→ **Record set**:
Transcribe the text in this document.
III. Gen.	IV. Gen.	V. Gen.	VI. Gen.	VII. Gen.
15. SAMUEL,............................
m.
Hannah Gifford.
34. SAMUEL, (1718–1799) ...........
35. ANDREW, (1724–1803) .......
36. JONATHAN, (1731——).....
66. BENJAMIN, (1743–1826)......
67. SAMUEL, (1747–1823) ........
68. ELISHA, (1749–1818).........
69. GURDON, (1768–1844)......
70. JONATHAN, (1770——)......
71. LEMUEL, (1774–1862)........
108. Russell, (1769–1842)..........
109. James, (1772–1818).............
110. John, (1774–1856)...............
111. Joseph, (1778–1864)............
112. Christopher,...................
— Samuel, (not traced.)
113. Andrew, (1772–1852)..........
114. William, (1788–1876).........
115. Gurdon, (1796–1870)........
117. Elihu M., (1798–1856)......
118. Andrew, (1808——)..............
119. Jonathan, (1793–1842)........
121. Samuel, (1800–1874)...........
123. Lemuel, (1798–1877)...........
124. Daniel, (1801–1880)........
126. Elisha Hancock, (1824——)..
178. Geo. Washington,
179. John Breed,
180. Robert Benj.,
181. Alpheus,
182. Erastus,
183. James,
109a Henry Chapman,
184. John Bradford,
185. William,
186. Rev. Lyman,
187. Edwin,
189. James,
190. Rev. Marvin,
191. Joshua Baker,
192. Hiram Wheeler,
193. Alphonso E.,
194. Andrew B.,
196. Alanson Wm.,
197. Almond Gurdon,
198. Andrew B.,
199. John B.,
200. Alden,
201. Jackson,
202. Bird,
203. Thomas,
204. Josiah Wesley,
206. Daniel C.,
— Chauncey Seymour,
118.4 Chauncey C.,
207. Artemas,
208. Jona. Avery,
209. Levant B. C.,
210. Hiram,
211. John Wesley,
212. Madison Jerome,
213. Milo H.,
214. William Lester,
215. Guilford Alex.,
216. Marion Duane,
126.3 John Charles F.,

→ **Written request**:
Repeat the records above exactly, from the first line to the last.

→ **Output**:
Transcribe the text in this document.
III. Gen.	IV. Gen.	V. Gen.	VI. Gen.	VII. Gen.
15. SAMUEL,............................
m.
Hannah Gifford.
34. SAMUEL, (1718–1799) ...........
35. ANDREW, (1724–1803) .......
36. JONATHAN, (1731——).....
66. BENJAMIN, (1743–1826)......
67. SAMUEL, (1747–1823) ........
68. ELISHA, (1749–1818).........
69. GURDON, (1768–1844)......
70. JONATHAN, (1770——)......
71. LEMUEL, (1774–1862)........
108. Russell, (1769–1842)..........
109. James, (1772–1818).............
110. John, (1774–1856)...............
111. Joseph, (1778–1864)............
112. Christopher,...................
— Samuel, (not traced.)
113. Andrew, (1772–1852)..........
114. William, (1788–1876).........
115. Gurdon, (1796–1870)........
117. Elihu M., (1798–1856)......
118. Andrew, (1808——)..............
119. Jonathan, (1793–1842)........
121. Samuel, (1800–1874)...........
123. Lemuel, (1798–1877)...........
124. Daniel, (1801–1880)........
126. Elisha Hancock, (1824——)..
178. Geo. Washington,
179. John Breed,
180. Robert Benj.,
181. Alpheus,
182. Erastus,
183. James,
109a Henry Chapman,
184. John Bradford,
185. William,
186. Rev. Lyman,
187. Edwin,
189. James,
190. Rev. Marvin,
191. Joshua Baker,
192. Hiram Wheeler,
193. Alphonso E.,
194. Andrew B.,
196. Alanson Wm.,
197. Almond Gurdon,
198. Andrew B.,
199. John B.,
200. Alden,
201. Jackson,
202. Bird,
203. Thomas,
204. Josiah Wesley,
206. Daniel C.,
— Chauncey Seymour,
118.4 Chauncey C.,
207. Artemas,
208. Jona. Avery,
209. Levant B. C.,
210. Hiram,
211. John Wesley,
212. Madison Jerome,
213. Milo H.,
214. William Lester,
215. Guilford Alex.,
216. Marion Duane,
126.3 John Charles F.,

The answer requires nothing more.